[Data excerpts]

BEGIN

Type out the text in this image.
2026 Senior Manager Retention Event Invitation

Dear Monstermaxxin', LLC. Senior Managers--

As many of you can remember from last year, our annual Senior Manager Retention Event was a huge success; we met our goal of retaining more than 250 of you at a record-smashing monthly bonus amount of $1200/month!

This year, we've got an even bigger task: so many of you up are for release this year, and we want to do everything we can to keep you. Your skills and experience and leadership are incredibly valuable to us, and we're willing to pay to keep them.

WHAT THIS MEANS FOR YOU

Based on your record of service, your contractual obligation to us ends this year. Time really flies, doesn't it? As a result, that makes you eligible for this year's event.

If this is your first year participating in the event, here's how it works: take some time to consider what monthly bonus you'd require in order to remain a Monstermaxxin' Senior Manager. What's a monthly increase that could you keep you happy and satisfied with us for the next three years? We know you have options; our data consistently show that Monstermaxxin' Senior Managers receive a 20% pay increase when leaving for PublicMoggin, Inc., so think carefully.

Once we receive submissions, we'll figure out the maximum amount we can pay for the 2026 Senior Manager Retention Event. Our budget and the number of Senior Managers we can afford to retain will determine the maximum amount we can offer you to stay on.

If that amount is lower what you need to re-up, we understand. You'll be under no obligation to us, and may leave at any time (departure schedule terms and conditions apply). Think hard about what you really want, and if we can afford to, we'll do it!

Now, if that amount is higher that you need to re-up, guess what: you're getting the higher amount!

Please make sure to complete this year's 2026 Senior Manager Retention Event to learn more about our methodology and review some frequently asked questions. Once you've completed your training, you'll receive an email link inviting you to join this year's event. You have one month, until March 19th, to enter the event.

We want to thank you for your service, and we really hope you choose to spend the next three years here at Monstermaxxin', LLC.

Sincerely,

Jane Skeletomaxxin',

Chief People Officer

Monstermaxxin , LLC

END

■ **WHAT IS EXPECTED**
Show every line of the listing in which the string "have" can be found.

■ **EXERCISE RESULT**
If this is your first year participating in the event, here's how it works: take some time to consider what monthly bonus you'd require in order to remain a Monstermaxxin' Senior Manager. What's a monthly increase that could you keep you happy and satisfied with us for the next three years? We know you have options; our data consistently show that Monstermaxxin' Senior Managers receive a 20% pay increase when leaving for PublicMoggin, Inc., so think carefully.
Please make sure to complete this year's 2026 Senior Manager Retention Event to learn more about our methodology and review some frequently asked questions. Once you've completed your training, you'll receive an email link inviting you to join this year's event. You have one month, until March 19th, to enter the event.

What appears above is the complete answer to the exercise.